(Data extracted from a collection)
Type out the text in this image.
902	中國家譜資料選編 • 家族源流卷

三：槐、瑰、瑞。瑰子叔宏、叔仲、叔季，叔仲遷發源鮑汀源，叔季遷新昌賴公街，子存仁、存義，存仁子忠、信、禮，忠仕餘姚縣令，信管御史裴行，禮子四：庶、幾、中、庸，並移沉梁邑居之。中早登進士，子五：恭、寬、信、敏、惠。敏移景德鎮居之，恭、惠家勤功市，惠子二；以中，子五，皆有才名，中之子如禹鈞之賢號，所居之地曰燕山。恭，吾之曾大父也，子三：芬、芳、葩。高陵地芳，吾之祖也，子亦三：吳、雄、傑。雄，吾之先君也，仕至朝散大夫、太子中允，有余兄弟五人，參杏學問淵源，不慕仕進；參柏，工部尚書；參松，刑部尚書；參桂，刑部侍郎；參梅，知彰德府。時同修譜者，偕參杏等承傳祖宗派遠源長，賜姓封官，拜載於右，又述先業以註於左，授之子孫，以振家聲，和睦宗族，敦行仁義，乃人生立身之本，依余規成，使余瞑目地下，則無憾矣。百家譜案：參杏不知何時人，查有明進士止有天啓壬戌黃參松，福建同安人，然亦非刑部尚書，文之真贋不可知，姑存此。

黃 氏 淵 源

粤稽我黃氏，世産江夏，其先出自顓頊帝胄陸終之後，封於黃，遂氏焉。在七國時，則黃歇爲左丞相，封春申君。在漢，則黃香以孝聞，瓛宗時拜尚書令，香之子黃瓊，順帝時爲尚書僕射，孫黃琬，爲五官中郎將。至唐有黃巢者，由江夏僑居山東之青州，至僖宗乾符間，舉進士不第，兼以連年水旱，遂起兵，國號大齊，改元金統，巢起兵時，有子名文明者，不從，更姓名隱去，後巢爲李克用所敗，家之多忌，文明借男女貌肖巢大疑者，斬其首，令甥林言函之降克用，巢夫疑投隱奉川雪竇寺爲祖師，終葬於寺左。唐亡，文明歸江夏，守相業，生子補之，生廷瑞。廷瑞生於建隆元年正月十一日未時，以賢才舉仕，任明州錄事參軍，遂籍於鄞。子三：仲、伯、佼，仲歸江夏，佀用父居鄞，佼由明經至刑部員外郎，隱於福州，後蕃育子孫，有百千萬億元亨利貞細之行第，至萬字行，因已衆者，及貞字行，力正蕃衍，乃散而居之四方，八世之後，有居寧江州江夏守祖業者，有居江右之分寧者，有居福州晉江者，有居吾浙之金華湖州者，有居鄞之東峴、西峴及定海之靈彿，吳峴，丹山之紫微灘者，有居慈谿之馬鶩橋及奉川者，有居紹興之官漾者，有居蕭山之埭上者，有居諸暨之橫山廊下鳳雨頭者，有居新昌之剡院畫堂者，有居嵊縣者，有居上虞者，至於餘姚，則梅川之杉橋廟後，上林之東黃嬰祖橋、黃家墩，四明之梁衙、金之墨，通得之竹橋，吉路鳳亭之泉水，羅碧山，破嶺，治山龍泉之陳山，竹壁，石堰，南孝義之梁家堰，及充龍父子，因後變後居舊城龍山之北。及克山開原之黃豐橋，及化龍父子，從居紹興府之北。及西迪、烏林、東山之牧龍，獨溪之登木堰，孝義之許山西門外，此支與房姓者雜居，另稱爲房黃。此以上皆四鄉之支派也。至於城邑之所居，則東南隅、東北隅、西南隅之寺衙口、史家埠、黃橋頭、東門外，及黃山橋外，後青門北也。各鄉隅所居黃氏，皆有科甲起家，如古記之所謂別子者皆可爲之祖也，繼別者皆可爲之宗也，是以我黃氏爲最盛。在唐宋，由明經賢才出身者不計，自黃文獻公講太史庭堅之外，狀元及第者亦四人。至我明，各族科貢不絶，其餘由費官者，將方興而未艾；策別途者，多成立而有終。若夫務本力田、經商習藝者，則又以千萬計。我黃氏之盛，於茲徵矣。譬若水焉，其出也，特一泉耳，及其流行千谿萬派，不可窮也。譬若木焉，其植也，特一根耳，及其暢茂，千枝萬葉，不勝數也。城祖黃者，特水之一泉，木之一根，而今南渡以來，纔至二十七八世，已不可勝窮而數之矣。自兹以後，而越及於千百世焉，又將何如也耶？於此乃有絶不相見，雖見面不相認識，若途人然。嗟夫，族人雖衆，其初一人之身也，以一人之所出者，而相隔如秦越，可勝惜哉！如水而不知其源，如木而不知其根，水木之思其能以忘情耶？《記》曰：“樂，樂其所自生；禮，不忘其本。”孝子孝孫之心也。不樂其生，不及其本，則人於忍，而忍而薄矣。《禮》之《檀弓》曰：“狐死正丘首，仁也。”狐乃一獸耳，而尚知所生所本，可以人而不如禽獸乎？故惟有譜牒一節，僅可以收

◆ **WHAT IS BEING ASKED**
Please quote every record above exactly as it appears.

◆ **EXERCISE RESULT**
Type out the text in this image.
902	中國家譜資料選編 • 家族源流卷

三：槐、瑰、瑞。瑰子叔宏、叔仲、叔季，叔仲遷發源鮑汀源，叔季遷新昌賴公街，子存仁、存義，存仁子忠、信、禮，忠仕餘姚縣令，信管御史裴行，禮子四：庶、幾、中、庸，並移沉梁邑居之。中早登進士，子五：恭、寬、信、敏、惠。敏移景德鎮居之，恭、惠家勤功市，惠子二；以中，子五，皆有才名，中之子如禹鈞之賢號，所居之地曰燕山。恭，吾之曾大父也，子三：芬、芳、葩。高陵地芳，吾之祖也，子亦三：吳、雄、傑。雄，吾之先君也，仕至朝散大夫、太子中允，有余兄弟五人，參杏學問淵源，不慕仕進；參柏，工部尚書；參松，刑部尚書；參桂，刑部侍郎；參梅，知彰德府。時同修譜者，偕參杏等承傳祖宗派遠源長，賜姓封官，拜載於右，又述先業以註於左，授之子孫，以振家聲，和睦宗族，敦行仁義，乃人生立身之本，依余規成，使余瞑目地下，則無憾矣。百家譜案：參杏不知何時人，查有明進士止有天啓壬戌黃參松，福建同安人，然亦非刑部尚書，文之真贋不可知，姑存此。

黃 氏 淵 源

粤稽我黃氏，世産江夏，其先出自顓頊帝胄陸終之後，封於黃，遂氏焉。在七國時，則黃歇爲左丞相，封春申君。在漢，則黃香以孝聞，瓛宗時拜尚書令，香之子黃瓊，順帝時爲尚書僕射，孫黃琬，爲五官中郎將。至唐有黃巢者，由江夏僑居山東之青州，至僖宗乾符間，舉進士不第，兼以連年水旱，遂起兵，國號大齊，改元金統，巢起兵時，有子名文明者，不從，更姓名隱去，後巢爲李克用所敗，家之多忌，文明借男女貌肖巢大疑者，斬其首，令甥林言函之降克用，巢夫疑投隱奉川雪竇寺爲祖師，終葬於寺左。唐亡，文明歸江夏，守相業，生子補之，生廷瑞。廷瑞生於建隆元年正月十一日未時，以賢才舉仕，任明州錄事參軍，遂籍於鄞。子三：仲、伯、佼，仲歸江夏，佀用父居鄞，佼由明經至刑部員外郎，隱於福州，後蕃育子孫，有百千萬億元亨利貞細之行第，至萬字行，因已衆者，及貞字行，力正蕃衍，乃散而居之四方，八世之後，有居寧江州江夏守祖業者，有居江右之分寧者，有居福州晉江者，有居吾浙之金華湖州者，有居鄞之東峴、西峴及定海之靈彿，吳峴，丹山之紫微灘者，有居慈谿之馬鶩橋及奉川者，有居紹興之官漾者，有居蕭山之埭上者，有居諸暨之橫山廊下鳳雨頭者，有居新昌之剡院畫堂者，有居嵊縣者，有居上虞者，至於餘姚，則梅川之杉橋廟後，上林之東黃嬰祖橋、黃家墩，四明之梁衙、金之墨，通得之竹橋，吉路鳳亭之泉水，羅碧山，破嶺，治山龍泉之陳山，竹壁，石堰，南孝義之梁家堰，及充龍父子，因後變後居舊城龍山之北。及克山開原之黃豐橋，及化龍父子，從居紹興府之北。及西迪、烏林、東山之牧龍，獨溪之登木堰，孝義之許山西門外，此支與房姓者雜居，另稱爲房黃。此以上皆四鄉之支派也。至於城邑之所居，則東南隅、東北隅、西南隅之寺衙口、史家埠、黃橋頭、東門外，及黃山橋外，後青門北也。各鄉隅所居黃氏，皆有科甲起家，如古記之所謂別子者皆可爲之祖也，繼別者皆可爲之宗也，是以我黃氏爲最盛。在唐宋，由明經賢才出身者不計，自黃文獻公講太史庭堅之外，狀元及第者亦四人。至我明，各族科貢不絶，其餘由費官者，將方興而未艾；策別途者，多成立而有終。若夫務本力田、經商習藝者，則又以千萬計。我黃氏之盛，於茲徵矣。譬若水焉，其出也，特一泉耳，及其流行千谿萬派，不可窮也。譬若木焉，其植也，特一根耳，及其暢茂，千枝萬葉，不勝數也。城祖黃者，特水之一泉，木之一根，而今南渡以來，纔至二十七八世，已不可勝窮而數之矣。自兹以後，而越及於千百世焉，又將何如也耶？於此乃有絶不相見，雖見面不相認識，若途人然。嗟夫，族人雖衆，其初一人之身也，以一人之所出者，而相隔如秦越，可勝惜哉！如水而不知其源，如木而不知其根，水木之思其能以忘情耶？《記》曰：“樂，樂其所自生；禮，不忘其本。”孝子孝孫之心也。不樂其生，不及其本，則人於忍，而忍而薄矣。《禮》之《檀弓》曰：“狐死正丘首，仁也。”狐乃一獸耳，而尚知所生所本，可以人而不如禽獸乎？故惟有譜牒一節，僅可以收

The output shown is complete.